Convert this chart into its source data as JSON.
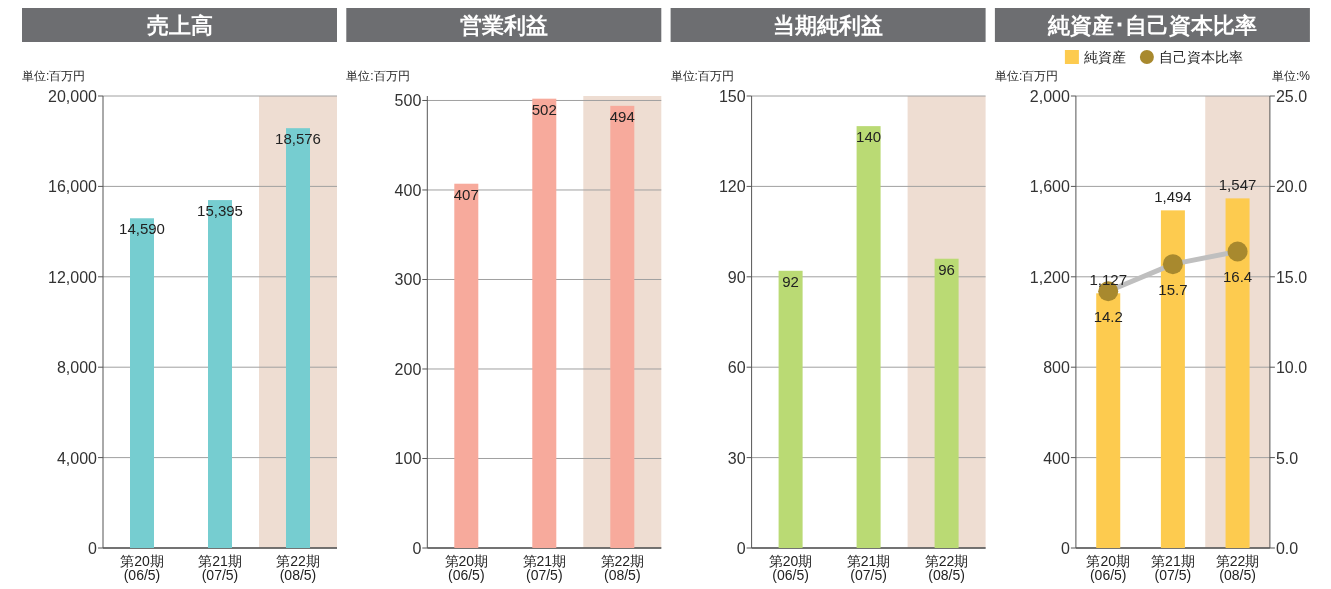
{
  "chart_data": [
    {
      "type": "bar",
      "title": "売上高",
      "ylabel": "単位:百万円",
      "categories": [
        "第20期\n(06/5)",
        "第21期\n(07/5)",
        "第22期\n(08/5)"
      ],
      "values": [
        14590,
        15395,
        18576
      ],
      "value_labels": [
        "14,590",
        "15,395",
        "18,576"
      ],
      "color": "#76cdd0",
      "ylim": [
        0,
        20000
      ],
      "yticks": [
        0,
        {
          "value": 4000,
          "label": "4,000"
        },
        {
          "value": 8000,
          "label": "8,000"
        },
        {
          "value": 12000,
          "label": "12,000"
        },
        {
          "value": 16000,
          "label": "16,000"
        },
        {
          "value": 20000,
          "label": "20,000"
        }
      ],
      "grid": "y",
      "bands": [
        {
          "axis": "x",
          "from": "第22期\n(08/5)",
          "to": "第22期\n(08/5)",
          "color": "#eeddd2"
        }
      ]
    },
    {
      "type": "bar",
      "title": "営業利益",
      "ylabel": "単位:百万円",
      "categories": [
        "第20期\n(06/5)",
        "第21期\n(07/5)",
        "第22期\n(08/5)"
      ],
      "values": [
        407,
        502,
        494
      ],
      "color": "#f7aa9c",
      "data_labels": true,
      "ylim": [
        0,
        505
      ],
      "yticks": [
        0,
        100,
        200,
        300,
        400,
        500
      ],
      "grid": "y",
      "bands": [
        {
          "axis": "x",
          "from": "第22期\n(08/5)",
          "to": "第22期\n(08/5)",
          "color": "#eeddd2"
        }
      ]
    },
    {
      "type": "bar",
      "title": "当期純利益",
      "ylabel": "単位:百万円",
      "categories": [
        "第20期\n(06/5)",
        "第21期\n(07/5)",
        "第22期\n(08/5)"
      ],
      "values": [
        92,
        140,
        96
      ],
      "color": "#bada74",
      "data_labels": true,
      "ylim": [
        0,
        150
      ],
      "yticks": [
        0,
        30,
        60,
        90,
        120,
        150
      ],
      "grid": "y",
      "bands": [
        {
          "axis": "x",
          "from": "第22期\n(08/5)",
          "to": "第22期\n(08/5)",
          "color": "#eeddd2"
        }
      ]
    },
    {
      "type": "bar",
      "title": "純資産･自己資本比率",
      "ylabel": "単位:百万円",
      "y2label": "単位:%",
      "categories": [
        "第20期\n(06/5)",
        "第21期\n(07/5)",
        "第22期\n(08/5)"
      ],
      "series": [
        {
          "name": "純資産",
          "color": "#fdcb4f",
          "values": [
            1127,
            1494,
            1547
          ],
          "value_labels": [
            "1,127",
            "1,494",
            "1,547"
          ]
        },
        {
          "name": "自己資本比率",
          "type": "line",
          "axis": "y2",
          "marker": "circle",
          "color": "#a8892e",
          "values": [
            14.2,
            15.7,
            16.4
          ],
          "value_labels": [
            "14.2",
            "15.7",
            "16.4"
          ]
        }
      ],
      "ylim": [
        0,
        2000
      ],
      "yticks": [
        0,
        400,
        800,
        {
          "value": 1200,
          "label": "1,200"
        },
        {
          "value": 1600,
          "label": "1,600"
        },
        {
          "value": 2000,
          "label": "2,000"
        }
      ],
      "y2lim": [
        0,
        25
      ],
      "y2ticks": [
        {
          "value": 0,
          "label": "0.0"
        },
        {
          "value": 5,
          "label": "5.0"
        },
        {
          "value": 10,
          "label": "10.0"
        },
        {
          "value": 15,
          "label": "15.0"
        },
        {
          "value": 20,
          "label": "20.0"
        },
        {
          "value": 25,
          "label": "25.0"
        }
      ],
      "grid": "y",
      "legend": "top",
      "bands": [
        {
          "axis": "x",
          "from": "第22期\n(08/5)",
          "to": "第22期\n(08/5)",
          "color": "#eeddd2"
        }
      ]
    }
  ]
}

> **PROBLEM DETAILS**: Every line of the material is to be quoted exactly, with no pictures carried over.

> **FINAL ANSWER**:
Convert this chart into its source data as JSON.
{
  "chart_data": [
    {
      "type": "bar",
      "title": "売上高",
      "ylabel": "単位:百万円",
      "categories": [
        "第20期\n(06/5)",
        "第21期\n(07/5)",
        "第22期\n(08/5)"
      ],
      "values": [
        14590,
        15395,
        18576
      ],
      "value_labels": [
        "14,590",
        "15,395",
        "18,576"
      ],
      "color": "#76cdd0",
      "ylim": [
        0,
        20000
      ],
      "yticks": [
        0,
        {
          "value": 4000,
          "label": "4,000"
        },
        {
          "value": 8000,
          "label": "8,000"
        },
        {
          "value": 12000,
          "label": "12,000"
        },
        {
          "value": 16000,
          "label": "16,000"
        },
        {
          "value": 20000,
          "label": "20,000"
        }
      ],
      "grid": "y",
      "bands": [
        {
          "axis": "x",
          "from": "第22期\n(08/5)",
          "to": "第22期\n(08/5)",
          "color": "#eeddd2"
        }
      ]
    },
    {
      "type": "bar",
      "title": "営業利益",
      "ylabel": "単位:百万円",
      "categories": [
        "第20期\n(06/5)",
        "第21期\n(07/5)",
        "第22期\n(08/5)"
      ],
      "values": [
        407,
        502,
        494
      ],
      "color": "#f7aa9c",
      "data_labels": true,
      "ylim": [
        0,
        505
      ],
      "yticks": [
        0,
        100,
        200,
        300,
        400,
        500
      ],
      "grid": "y",
      "bands": [
        {
          "axis": "x",
          "from": "第22期\n(08/5)",
          "to": "第22期\n(08/5)",
          "color": "#eeddd2"
        }
      ]
    },
    {
      "type": "bar",
      "title": "当期純利益",
      "ylabel": "単位:百万円",
      "categories": [
        "第20期\n(06/5)",
        "第21期\n(07/5)",
        "第22期\n(08/5)"
      ],
      "values": [
        92,
        140,
        96
      ],
      "color": "#bada74",
      "data_labels": true,
      "ylim": [
        0,
        150
      ],
      "yticks": [
        0,
        30,
        60,
        90,
        120,
        150
      ],
      "grid": "y",
      "bands": [
        {
          "axis": "x",
          "from": "第22期\n(08/5)",
          "to": "第22期\n(08/5)",
          "color": "#eeddd2"
        }
      ]
    },
    {
      "type": "bar",
      "title": "純資産･自己資本比率",
      "ylabel": "単位:百万円",
      "y2label": "単位:%",
      "categories": [
        "第20期\n(06/5)",
        "第21期\n(07/5)",
        "第22期\n(08/5)"
      ],
      "series": [
        {
          "name": "純資産",
          "color": "#fdcb4f",
          "values": [
            1127,
            1494,
            1547
          ],
          "value_labels": [
            "1,127",
            "1,494",
            "1,547"
          ]
        },
        {
          "name": "自己資本比率",
          "type": "line",
          "axis": "y2",
          "marker": "circle",
          "color": "#a8892e",
          "values": [
            14.2,
            15.7,
            16.4
          ],
          "value_labels": [
            "14.2",
            "15.7",
            "16.4"
          ]
        }
      ],
      "ylim": [
        0,
        2000
      ],
      "yticks": [
        0,
        400,
        800,
        {
          "value": 1200,
          "label": "1,200"
        },
        {
          "value": 1600,
          "label": "1,600"
        },
        {
          "value": 2000,
          "label": "2,000"
        }
      ],
      "y2lim": [
        0,
        25
      ],
      "y2ticks": [
        {
          "value": 0,
          "label": "0.0"
        },
        {
          "value": 5,
          "label": "5.0"
        },
        {
          "value": 10,
          "label": "10.0"
        },
        {
          "value": 15,
          "label": "15.0"
        },
        {
          "value": 20,
          "label": "20.0"
        },
        {
          "value": 25,
          "label": "25.0"
        }
      ],
      "grid": "y",
      "legend": "top",
      "bands": [
        {
          "axis": "x",
          "from": "第22期\n(08/5)",
          "to": "第22期\n(08/5)",
          "color": "#eeddd2"
        }
      ]
    }
  ]
}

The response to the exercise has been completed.